* Begin *
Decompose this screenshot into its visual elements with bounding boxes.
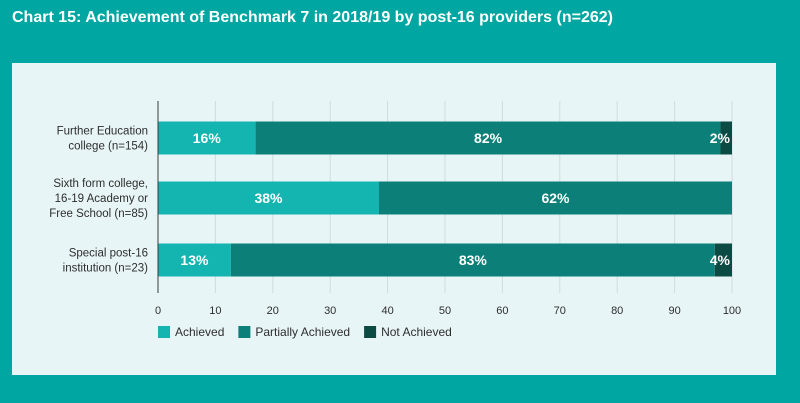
y-category-label: Special post-16 institution (n=23): [63, 248, 149, 275]
bar-segment: [255, 121, 721, 155]
data-label: 2%: [710, 130, 731, 146]
bar-segment: [158, 181, 379, 215]
legend-swatch: [364, 326, 377, 338]
data-label: 38%: [254, 190, 283, 206]
y-category-label-line: Free School (n=85): [49, 208, 148, 220]
x-tick-label: 20: [267, 305, 279, 317]
data-label: 82%: [474, 130, 503, 146]
chart-title: Chart 15: Achievement of Benchmark 7 in …: [12, 9, 613, 26]
x-tick-label: 80: [611, 305, 623, 317]
legend-swatch: [158, 326, 170, 338]
legend-label: Achieved: [175, 325, 224, 339]
y-category-label-line: Further Education: [57, 126, 148, 138]
legend: Achieved Partially Achieved Not Achieved: [158, 325, 452, 339]
x-tick-label: 90: [668, 305, 680, 317]
y-category-label-line: 16-19 Academy or: [55, 193, 149, 205]
data-label: 4%: [710, 252, 731, 268]
x-tick-label: 30: [324, 305, 336, 317]
chart-panel: [12, 63, 776, 375]
x-tick-label: 100: [723, 305, 741, 317]
data-label: 83%: [459, 252, 488, 268]
y-category-label-line: Sixth form college,: [53, 178, 148, 190]
y-category-label-line: Special post-16: [69, 248, 148, 260]
x-tick-label: 40: [381, 305, 393, 317]
y-category-label-line: institution (n=23): [63, 263, 149, 275]
bar-segment: [714, 243, 732, 277]
x-tick-label: 10: [209, 305, 221, 317]
data-label: 62%: [541, 190, 570, 206]
bar-segment: [230, 243, 715, 277]
data-label: 13%: [180, 252, 209, 268]
legend-label: Partially Achieved: [255, 325, 350, 339]
y-category-label-line: college (n=154): [68, 141, 148, 153]
y-category-label: Further Education college (n=154): [57, 126, 149, 153]
x-tick-label: 0: [155, 305, 161, 317]
legend-swatch: [238, 326, 251, 338]
x-tick-label: 50: [439, 305, 451, 317]
legend-label: Not Achieved: [381, 325, 452, 339]
bar-segment: [158, 121, 256, 155]
bar-segment: [158, 243, 231, 277]
axes: 0 10 20 30 40 50 60 70 80 90 100 Further Education c…: [49, 101, 741, 317]
x-tick-label: 70: [554, 305, 566, 317]
data-label: 16%: [193, 130, 222, 146]
bar-segment: [378, 181, 732, 215]
bars: 16% 82% 2% 38% 62% 13% 83% 4%: [158, 121, 732, 277]
y-category-label: Sixth form college, 16-19 Academy or Free …: [49, 178, 148, 220]
x-tick-label: 60: [496, 305, 508, 317]
bar-segment: [720, 121, 732, 155]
* End *
_GIVEN TASK_
Please copy out every line of the items above verbatim, leaving out the pictures.

_REPLY_
Decompose this screenshot into its visual elements with bounding boxes.
y-category-label: Special post-16 institution (n=23): [63, 248, 149, 275]
bar-segment: [255, 121, 721, 155]
data-label: 2%: [710, 130, 731, 146]
bar-segment: [158, 181, 379, 215]
legend-swatch: [364, 326, 377, 338]
data-label: 38%: [254, 190, 283, 206]
y-category-label-line: Free School (n=85): [49, 208, 148, 220]
x-tick-label: 20: [267, 305, 279, 317]
data-label: 82%: [474, 130, 503, 146]
chart-title: Chart 15: Achievement of Benchmark 7 in …: [12, 9, 613, 26]
x-tick-label: 80: [611, 305, 623, 317]
legend-swatch: [158, 326, 170, 338]
legend-label: Achieved: [175, 325, 224, 339]
y-category-label-line: Further Education: [57, 126, 148, 138]
legend: Achieved Partially Achieved Not Achieved: [158, 325, 452, 339]
x-tick-label: 90: [668, 305, 680, 317]
y-category-label-line: 16-19 Academy or: [55, 193, 149, 205]
data-label: 4%: [710, 252, 731, 268]
x-tick-label: 30: [324, 305, 336, 317]
chart-panel: [12, 63, 776, 375]
x-tick-label: 100: [723, 305, 741, 317]
data-label: 83%: [459, 252, 488, 268]
y-category-label-line: Sixth form college,: [53, 178, 148, 190]
y-category-label-line: Special post-16: [69, 248, 148, 260]
x-tick-label: 40: [381, 305, 393, 317]
y-category-label-line: institution (n=23): [63, 263, 149, 275]
bar-segment: [714, 243, 732, 277]
x-tick-label: 10: [209, 305, 221, 317]
data-label: 62%: [541, 190, 570, 206]
bar-segment: [230, 243, 715, 277]
data-label: 13%: [180, 252, 209, 268]
legend-label: Partially Achieved: [255, 325, 350, 339]
y-category-label-line: college (n=154): [68, 141, 148, 153]
y-category-label: Further Education college (n=154): [57, 126, 149, 153]
x-tick-label: 0: [155, 305, 161, 317]
legend-swatch: [238, 326, 251, 338]
x-tick-label: 50: [439, 305, 451, 317]
legend-label: Not Achieved: [381, 325, 452, 339]
bar-segment: [158, 121, 256, 155]
bar-segment: [158, 243, 231, 277]
axes: 0 10 20 30 40 50 60 70 80 90 100 Further Education c…: [49, 101, 741, 317]
x-tick-label: 70: [554, 305, 566, 317]
data-label: 16%: [193, 130, 222, 146]
bar-segment: [378, 181, 732, 215]
bars: 16% 82% 2% 38% 62% 13% 83% 4%: [158, 121, 732, 277]
y-category-label: Sixth form college, 16-19 Academy or Free …: [49, 178, 148, 220]
x-tick-label: 60: [496, 305, 508, 317]
bar-segment: [720, 121, 732, 155]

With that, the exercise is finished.